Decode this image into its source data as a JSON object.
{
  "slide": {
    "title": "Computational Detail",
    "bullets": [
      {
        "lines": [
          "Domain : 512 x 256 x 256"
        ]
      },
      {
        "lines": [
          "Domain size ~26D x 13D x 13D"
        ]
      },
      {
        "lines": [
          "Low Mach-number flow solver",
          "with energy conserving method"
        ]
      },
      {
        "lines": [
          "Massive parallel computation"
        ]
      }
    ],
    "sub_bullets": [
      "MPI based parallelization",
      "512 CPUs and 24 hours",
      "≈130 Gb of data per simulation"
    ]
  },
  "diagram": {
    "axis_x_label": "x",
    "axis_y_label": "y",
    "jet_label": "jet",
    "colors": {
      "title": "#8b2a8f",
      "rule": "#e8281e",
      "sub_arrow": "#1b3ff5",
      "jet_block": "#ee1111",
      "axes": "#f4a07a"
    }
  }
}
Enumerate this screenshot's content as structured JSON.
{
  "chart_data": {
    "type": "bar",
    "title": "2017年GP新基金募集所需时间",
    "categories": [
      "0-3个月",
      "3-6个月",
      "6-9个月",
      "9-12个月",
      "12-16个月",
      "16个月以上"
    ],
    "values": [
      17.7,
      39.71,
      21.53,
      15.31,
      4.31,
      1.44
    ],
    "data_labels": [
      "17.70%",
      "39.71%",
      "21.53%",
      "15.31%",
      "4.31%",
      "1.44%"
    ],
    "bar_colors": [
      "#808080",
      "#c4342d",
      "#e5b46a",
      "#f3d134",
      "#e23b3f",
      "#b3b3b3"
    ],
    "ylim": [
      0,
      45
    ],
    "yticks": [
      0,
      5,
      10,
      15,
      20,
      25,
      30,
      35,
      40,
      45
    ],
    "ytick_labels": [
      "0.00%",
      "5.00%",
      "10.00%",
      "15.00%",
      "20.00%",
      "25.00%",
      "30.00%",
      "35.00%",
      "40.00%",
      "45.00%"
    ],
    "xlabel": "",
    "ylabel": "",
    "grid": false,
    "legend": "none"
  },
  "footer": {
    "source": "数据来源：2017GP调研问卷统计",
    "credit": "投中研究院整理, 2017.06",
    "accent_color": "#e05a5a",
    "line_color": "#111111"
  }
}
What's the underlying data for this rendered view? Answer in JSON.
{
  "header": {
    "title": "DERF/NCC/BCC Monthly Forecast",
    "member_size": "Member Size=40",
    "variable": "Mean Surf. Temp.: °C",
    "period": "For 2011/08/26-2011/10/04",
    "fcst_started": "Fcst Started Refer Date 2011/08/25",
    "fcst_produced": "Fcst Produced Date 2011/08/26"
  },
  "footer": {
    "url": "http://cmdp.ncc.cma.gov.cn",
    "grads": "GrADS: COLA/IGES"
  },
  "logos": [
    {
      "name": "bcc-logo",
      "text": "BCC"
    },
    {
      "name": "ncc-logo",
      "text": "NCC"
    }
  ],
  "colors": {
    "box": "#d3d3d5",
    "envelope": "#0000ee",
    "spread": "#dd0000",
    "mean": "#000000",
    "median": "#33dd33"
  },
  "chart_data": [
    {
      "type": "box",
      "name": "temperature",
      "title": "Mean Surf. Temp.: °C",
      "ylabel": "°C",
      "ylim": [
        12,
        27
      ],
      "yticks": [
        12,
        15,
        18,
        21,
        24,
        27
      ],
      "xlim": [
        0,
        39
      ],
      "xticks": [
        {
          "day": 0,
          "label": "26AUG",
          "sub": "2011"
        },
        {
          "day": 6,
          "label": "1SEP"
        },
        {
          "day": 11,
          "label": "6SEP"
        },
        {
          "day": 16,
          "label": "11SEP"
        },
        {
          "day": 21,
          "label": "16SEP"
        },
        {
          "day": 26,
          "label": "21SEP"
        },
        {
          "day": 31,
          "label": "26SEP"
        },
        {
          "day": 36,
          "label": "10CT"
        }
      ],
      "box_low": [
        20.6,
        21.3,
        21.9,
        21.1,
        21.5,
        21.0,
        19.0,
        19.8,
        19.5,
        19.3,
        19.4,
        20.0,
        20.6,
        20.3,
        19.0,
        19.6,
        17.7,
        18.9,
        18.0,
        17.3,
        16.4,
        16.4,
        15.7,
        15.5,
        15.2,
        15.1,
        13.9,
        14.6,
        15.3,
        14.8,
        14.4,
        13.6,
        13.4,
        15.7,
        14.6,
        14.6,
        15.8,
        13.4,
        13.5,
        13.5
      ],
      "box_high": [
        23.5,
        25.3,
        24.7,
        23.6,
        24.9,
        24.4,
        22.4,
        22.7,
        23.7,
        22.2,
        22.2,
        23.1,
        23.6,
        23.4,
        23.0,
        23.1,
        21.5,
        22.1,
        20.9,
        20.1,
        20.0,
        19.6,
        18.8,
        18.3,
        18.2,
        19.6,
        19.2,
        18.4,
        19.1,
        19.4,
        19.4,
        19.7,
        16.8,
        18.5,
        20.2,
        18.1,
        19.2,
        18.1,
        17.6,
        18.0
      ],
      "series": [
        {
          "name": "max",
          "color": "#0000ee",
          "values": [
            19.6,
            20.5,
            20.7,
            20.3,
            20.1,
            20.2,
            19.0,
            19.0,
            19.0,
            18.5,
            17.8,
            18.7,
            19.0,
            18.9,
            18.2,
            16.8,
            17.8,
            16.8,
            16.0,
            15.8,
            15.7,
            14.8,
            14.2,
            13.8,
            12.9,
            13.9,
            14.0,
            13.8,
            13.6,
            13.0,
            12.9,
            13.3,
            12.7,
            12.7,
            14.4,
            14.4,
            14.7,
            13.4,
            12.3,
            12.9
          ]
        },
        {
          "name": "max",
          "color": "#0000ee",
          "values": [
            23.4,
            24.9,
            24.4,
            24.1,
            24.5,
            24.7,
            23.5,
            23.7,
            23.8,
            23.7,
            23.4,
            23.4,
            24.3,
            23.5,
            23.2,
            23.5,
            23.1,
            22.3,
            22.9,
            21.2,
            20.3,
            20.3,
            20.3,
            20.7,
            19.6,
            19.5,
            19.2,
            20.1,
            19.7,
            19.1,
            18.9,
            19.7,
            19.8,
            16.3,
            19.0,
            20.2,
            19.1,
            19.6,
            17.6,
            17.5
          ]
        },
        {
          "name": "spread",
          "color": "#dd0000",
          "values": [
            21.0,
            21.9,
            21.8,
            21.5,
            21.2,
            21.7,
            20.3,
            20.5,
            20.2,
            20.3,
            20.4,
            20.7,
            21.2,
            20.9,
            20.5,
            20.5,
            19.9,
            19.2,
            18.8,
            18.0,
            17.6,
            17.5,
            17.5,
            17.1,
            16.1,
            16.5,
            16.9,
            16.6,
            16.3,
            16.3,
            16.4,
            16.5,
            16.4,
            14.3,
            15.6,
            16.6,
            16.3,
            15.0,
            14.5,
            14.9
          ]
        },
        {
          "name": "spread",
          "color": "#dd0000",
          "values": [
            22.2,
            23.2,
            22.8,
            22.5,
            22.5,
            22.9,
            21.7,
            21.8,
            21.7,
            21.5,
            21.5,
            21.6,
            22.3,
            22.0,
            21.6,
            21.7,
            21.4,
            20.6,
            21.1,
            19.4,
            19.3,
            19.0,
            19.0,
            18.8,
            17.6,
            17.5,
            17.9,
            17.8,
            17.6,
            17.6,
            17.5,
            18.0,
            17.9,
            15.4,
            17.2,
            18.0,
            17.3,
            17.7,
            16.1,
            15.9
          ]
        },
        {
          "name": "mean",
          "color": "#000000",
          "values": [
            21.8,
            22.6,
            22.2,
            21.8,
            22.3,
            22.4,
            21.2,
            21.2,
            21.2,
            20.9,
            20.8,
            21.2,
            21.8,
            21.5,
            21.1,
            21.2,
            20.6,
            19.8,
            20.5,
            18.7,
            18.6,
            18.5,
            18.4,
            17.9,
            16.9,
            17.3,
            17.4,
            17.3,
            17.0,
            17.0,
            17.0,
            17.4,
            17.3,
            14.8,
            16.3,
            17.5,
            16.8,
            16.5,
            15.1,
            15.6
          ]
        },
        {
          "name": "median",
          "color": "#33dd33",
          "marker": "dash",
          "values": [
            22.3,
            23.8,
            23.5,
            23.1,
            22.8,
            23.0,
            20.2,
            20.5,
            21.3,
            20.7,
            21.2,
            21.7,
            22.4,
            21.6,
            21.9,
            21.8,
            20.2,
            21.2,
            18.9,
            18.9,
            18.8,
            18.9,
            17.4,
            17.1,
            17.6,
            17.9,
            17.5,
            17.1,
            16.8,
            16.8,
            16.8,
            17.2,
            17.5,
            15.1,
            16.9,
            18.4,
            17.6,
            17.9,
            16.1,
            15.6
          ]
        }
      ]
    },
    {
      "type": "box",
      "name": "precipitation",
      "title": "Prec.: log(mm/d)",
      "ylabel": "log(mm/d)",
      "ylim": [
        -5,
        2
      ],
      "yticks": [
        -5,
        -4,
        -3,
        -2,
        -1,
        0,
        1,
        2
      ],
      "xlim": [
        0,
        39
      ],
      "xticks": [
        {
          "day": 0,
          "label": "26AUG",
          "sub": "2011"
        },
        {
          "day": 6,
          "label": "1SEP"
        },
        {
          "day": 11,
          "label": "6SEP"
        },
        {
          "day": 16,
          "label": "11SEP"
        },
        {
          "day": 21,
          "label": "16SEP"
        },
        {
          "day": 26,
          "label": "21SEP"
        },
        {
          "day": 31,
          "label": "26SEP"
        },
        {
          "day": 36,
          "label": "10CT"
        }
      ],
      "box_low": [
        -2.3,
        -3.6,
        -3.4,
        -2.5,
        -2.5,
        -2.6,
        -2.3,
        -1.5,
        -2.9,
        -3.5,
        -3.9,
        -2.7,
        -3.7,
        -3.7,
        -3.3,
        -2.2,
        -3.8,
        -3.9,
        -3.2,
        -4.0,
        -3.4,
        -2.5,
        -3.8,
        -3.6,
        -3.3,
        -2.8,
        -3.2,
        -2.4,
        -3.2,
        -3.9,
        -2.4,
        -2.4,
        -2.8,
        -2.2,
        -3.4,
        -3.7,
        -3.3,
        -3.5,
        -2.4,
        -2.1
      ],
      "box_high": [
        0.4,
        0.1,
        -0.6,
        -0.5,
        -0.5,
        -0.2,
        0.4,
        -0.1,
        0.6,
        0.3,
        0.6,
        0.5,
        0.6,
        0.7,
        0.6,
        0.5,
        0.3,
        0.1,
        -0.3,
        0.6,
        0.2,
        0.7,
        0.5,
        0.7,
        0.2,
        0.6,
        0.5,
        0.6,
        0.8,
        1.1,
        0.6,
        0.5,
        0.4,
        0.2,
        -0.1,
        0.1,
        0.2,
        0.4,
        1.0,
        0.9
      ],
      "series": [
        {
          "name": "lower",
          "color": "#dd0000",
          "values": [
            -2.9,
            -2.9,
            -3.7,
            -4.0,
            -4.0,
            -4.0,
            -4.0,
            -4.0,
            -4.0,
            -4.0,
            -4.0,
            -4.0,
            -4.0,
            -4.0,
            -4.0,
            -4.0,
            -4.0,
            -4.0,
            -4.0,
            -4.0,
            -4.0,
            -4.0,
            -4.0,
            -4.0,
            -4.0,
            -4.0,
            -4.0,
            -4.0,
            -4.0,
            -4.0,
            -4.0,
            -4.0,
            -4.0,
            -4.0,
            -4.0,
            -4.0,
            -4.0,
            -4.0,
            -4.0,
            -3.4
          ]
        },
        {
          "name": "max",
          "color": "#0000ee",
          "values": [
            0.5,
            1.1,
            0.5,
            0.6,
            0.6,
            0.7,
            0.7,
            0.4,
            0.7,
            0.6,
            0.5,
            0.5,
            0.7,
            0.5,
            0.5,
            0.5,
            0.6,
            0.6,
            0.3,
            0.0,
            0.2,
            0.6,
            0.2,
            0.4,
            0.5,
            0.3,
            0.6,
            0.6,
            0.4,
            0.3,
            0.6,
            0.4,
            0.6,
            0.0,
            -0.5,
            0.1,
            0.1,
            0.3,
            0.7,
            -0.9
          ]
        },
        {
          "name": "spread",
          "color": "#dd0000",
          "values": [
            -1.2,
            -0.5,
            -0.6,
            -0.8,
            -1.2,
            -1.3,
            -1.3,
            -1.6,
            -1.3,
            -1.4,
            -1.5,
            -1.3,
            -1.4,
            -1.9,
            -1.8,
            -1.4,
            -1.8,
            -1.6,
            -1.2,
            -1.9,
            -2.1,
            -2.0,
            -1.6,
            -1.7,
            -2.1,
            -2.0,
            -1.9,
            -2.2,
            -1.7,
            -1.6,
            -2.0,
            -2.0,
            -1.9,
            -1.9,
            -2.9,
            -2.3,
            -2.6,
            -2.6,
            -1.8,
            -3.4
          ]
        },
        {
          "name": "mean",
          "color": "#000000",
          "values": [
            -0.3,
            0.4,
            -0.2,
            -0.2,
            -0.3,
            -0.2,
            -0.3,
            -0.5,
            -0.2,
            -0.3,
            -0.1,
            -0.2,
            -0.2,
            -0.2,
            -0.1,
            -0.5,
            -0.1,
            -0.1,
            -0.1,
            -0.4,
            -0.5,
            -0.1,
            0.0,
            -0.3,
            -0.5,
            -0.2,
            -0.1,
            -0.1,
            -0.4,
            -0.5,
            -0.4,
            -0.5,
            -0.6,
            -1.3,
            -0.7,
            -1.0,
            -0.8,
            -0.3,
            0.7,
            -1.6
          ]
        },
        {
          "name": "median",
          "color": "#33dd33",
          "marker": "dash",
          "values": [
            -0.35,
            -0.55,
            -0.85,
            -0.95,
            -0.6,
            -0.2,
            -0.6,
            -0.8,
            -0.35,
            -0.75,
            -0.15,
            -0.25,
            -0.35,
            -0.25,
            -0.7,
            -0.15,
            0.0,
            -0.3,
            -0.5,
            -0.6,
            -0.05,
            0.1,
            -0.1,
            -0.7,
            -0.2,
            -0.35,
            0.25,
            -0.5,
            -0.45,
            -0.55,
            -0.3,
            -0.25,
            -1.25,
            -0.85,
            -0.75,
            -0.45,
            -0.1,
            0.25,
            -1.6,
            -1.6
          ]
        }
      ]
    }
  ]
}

# DIRECTIONS:
Gather each line in the data that holds the string "JSON".

# FULL RESPONSE:
Decode this image into its source data as a JSON object.
Enumerate this screenshot's content as structured JSON.
What's the underlying data for this rendered view? Answer in JSON.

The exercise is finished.